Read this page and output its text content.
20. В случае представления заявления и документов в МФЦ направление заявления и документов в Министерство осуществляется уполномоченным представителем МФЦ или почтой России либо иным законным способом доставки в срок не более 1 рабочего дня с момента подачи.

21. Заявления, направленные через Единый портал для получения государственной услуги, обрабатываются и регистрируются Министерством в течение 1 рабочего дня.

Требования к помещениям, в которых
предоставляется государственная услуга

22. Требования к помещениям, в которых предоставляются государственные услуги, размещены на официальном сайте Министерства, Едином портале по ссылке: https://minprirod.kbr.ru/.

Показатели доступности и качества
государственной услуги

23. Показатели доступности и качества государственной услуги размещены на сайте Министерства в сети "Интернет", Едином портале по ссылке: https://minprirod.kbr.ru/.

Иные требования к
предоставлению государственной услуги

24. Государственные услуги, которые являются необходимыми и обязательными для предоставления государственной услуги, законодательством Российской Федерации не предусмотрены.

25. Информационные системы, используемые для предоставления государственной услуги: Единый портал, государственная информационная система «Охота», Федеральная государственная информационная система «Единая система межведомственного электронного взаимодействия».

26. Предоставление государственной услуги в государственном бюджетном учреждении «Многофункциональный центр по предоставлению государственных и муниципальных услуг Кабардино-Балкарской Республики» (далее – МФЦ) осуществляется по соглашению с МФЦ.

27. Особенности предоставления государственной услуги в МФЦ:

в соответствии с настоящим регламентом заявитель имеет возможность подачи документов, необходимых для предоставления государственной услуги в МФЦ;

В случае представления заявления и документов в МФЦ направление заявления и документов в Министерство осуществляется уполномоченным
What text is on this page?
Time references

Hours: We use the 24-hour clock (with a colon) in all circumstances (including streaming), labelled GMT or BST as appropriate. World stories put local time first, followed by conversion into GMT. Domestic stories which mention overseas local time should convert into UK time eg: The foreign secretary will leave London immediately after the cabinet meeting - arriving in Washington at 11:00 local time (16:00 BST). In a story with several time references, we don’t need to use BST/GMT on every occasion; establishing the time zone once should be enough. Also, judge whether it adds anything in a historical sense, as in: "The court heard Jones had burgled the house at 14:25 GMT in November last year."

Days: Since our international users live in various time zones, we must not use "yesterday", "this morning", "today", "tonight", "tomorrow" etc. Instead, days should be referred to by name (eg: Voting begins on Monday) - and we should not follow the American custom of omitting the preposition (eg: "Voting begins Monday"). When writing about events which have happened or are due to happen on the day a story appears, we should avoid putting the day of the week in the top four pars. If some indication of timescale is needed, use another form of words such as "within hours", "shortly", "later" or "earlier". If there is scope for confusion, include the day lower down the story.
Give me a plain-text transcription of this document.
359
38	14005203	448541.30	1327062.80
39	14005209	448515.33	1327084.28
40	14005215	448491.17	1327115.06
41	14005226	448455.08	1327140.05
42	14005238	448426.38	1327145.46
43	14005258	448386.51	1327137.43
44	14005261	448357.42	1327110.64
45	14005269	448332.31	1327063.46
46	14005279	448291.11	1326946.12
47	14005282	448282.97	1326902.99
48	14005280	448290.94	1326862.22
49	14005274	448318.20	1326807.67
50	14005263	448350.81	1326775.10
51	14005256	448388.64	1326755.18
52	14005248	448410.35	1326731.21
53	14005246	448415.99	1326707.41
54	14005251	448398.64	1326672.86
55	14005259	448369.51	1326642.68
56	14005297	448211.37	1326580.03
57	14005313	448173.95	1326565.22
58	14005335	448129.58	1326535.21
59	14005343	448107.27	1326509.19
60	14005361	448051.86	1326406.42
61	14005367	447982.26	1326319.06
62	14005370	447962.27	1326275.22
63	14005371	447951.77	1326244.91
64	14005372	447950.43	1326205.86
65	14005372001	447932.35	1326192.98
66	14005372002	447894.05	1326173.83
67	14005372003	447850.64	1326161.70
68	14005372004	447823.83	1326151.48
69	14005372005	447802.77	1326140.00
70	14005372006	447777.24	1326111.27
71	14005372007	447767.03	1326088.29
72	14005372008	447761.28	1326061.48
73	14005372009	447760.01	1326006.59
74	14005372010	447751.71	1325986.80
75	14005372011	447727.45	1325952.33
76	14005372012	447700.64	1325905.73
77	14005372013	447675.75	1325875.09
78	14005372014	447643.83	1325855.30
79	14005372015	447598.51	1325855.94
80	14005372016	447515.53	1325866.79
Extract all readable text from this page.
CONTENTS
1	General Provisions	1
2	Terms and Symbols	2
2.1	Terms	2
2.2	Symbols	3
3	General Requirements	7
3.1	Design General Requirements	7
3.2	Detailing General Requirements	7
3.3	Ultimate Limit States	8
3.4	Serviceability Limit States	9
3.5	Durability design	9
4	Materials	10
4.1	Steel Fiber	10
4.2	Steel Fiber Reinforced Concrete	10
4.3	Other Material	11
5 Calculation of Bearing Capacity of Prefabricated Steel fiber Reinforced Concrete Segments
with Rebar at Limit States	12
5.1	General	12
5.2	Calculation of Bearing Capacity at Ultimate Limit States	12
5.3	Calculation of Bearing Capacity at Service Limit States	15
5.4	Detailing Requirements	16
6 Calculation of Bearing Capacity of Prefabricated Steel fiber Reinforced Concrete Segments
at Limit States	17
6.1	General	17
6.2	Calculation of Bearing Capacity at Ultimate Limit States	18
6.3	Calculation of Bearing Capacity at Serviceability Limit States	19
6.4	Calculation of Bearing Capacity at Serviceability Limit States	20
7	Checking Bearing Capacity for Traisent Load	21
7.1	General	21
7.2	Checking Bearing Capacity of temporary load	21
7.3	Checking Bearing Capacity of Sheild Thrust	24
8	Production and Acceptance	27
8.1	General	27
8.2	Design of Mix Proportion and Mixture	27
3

§

### The exercise
Each entry must be reproduced verbatim.

### Response to this exercise
Read this page and output its text content.
20. В случае представления заявления и документов в МФЦ направление заявления и документов в Министерство осуществляется уполномоченным представителем МФЦ или почтой России либо иным законным способом доставки в срок не более 1 рабочего дня с момента подачи.

21. Заявления, направленные через Единый портал для получения государственной услуги, обрабатываются и регистрируются Министерством в течение 1 рабочего дня.

Требования к помещениям, в которых
предоставляется государственная услуга

22. Требования к помещениям, в которых предоставляются государственные услуги, размещены на официальном сайте Министерства, Едином портале по ссылке: https://minprirod.kbr.ru/.

Показатели доступности и качества
государственной услуги

23. Показатели доступности и качества государственной услуги размещены на сайте Министерства в сети "Интернет", Едином портале по ссылке: https://minprirod.kbr.ru/.

Иные требования к
предоставлению государственной услуги

24. Государственные услуги, которые являются необходимыми и обязательными для предоставления государственной услуги, законодательством Российской Федерации не предусмотрены.

25. Информационные системы, используемые для предоставления государственной услуги: Единый портал, государственная информационная система «Охота», Федеральная государственная информационная система «Единая система межведомственного электронного взаимодействия».

26. Предоставление государственной услуги в государственном бюджетном учреждении «Многофункциональный центр по предоставлению государственных и муниципальных услуг Кабардино-Балкарской Республики» (далее – МФЦ) осуществляется по соглашению с МФЦ.

27. Особенности предоставления государственной услуги в МФЦ:

в соответствии с настоящим регламентом заявитель имеет возможность подачи документов, необходимых для предоставления государственной услуги в МФЦ;

В случае представления заявления и документов в МФЦ направление заявления и документов в Министерство осуществляется уполномоченным
What text is on this page?
Time references

Hours: We use the 24-hour clock (with a colon) in all circumstances (including streaming), labelled GMT or BST as appropriate. World stories put local time first, followed by conversion into GMT. Domestic stories which mention overseas local time should convert into UK time eg: The foreign secretary will leave London immediately after the cabinet meeting - arriving in Washington at 11:00 local time (16:00 BST). In a story with several time references, we don’t need to use BST/GMT on every occasion; establishing the time zone once should be enough. Also, judge whether it adds anything in a historical sense, as in: "The court heard Jones had burgled the house at 14:25 GMT in November last year."

Days: Since our international users live in various time zones, we must not use "yesterday", "this morning", "today", "tonight", "tomorrow" etc. Instead, days should be referred to by name (eg: Voting begins on Monday) - and we should not follow the American custom of omitting the preposition (eg: "Voting begins Monday"). When writing about events which have happened or are due to happen on the day a story appears, we should avoid putting the day of the week in the top four pars. If some indication of timescale is needed, use another form of words such as "within hours", "shortly", "later" or "earlier". If there is scope for confusion, include the day lower down the story.
Give me a plain-text transcription of this document.
359
38	14005203	448541.30	1327062.80
39	14005209	448515.33	1327084.28
40	14005215	448491.17	1327115.06
41	14005226	448455.08	1327140.05
42	14005238	448426.38	1327145.46
43	14005258	448386.51	1327137.43
44	14005261	448357.42	1327110.64
45	14005269	448332.31	1327063.46
46	14005279	448291.11	1326946.12
47	14005282	448282.97	1326902.99
48	14005280	448290.94	1326862.22
49	14005274	448318.20	1326807.67
50	14005263	448350.81	1326775.10
51	14005256	448388.64	1326755.18
52	14005248	448410.35	1326731.21
53	14005246	448415.99	1326707.41
54	14005251	448398.64	1326672.86
55	14005259	448369.51	1326642.68
56	14005297	448211.37	1326580.03
57	14005313	448173.95	1326565.22
58	14005335	448129.58	1326535.21
59	14005343	448107.27	1326509.19
60	14005361	448051.86	1326406.42
61	14005367	447982.26	1326319.06
62	14005370	447962.27	1326275.22
63	14005371	447951.77	1326244.91
64	14005372	447950.43	1326205.86
65	14005372001	447932.35	1326192.98
66	14005372002	447894.05	1326173.83
67	14005372003	447850.64	1326161.70
68	14005372004	447823.83	1326151.48
69	14005372005	447802.77	1326140.00
70	14005372006	447777.24	1326111.27
71	14005372007	447767.03	1326088.29
72	14005372008	447761.28	1326061.48
73	14005372009	447760.01	1326006.59
74	14005372010	447751.71	1325986.80
75	14005372011	447727.45	1325952.33
76	14005372012	447700.64	1325905.73
77	14005372013	447675.75	1325875.09
78	14005372014	447643.83	1325855.30
79	14005372015	447598.51	1325855.94
80	14005372016	447515.53	1325866.79
Extract all readable text from this page.
CONTENTS
1	General Provisions	1
2	Terms and Symbols	2
2.1	Terms	2
2.2	Symbols	3
3	General Requirements	7
3.1	Design General Requirements	7
3.2	Detailing General Requirements	7
3.3	Ultimate Limit States	8
3.4	Serviceability Limit States	9
3.5	Durability design	9
4	Materials	10
4.1	Steel Fiber	10
4.2	Steel Fiber Reinforced Concrete	10
4.3	Other Material	11
5 Calculation of Bearing Capacity of Prefabricated Steel fiber Reinforced Concrete Segments
with Rebar at Limit States	12
5.1	General	12
5.2	Calculation of Bearing Capacity at Ultimate Limit States	12
5.3	Calculation of Bearing Capacity at Service Limit States	15
5.4	Detailing Requirements	16
6 Calculation of Bearing Capacity of Prefabricated Steel fiber Reinforced Concrete Segments
at Limit States	17
6.1	General	17
6.2	Calculation of Bearing Capacity at Ultimate Limit States	18
6.3	Calculation of Bearing Capacity at Serviceability Limit States	19
6.4	Calculation of Bearing Capacity at Serviceability Limit States	20
7	Checking Bearing Capacity for Traisent Load	21
7.1	General	21
7.2	Checking Bearing Capacity of temporary load	21
7.3	Checking Bearing Capacity of Sheild Thrust	24
8	Production and Acceptance	27
8.1	General	27
8.2	Design of Mix Proportion and Mixture	27
3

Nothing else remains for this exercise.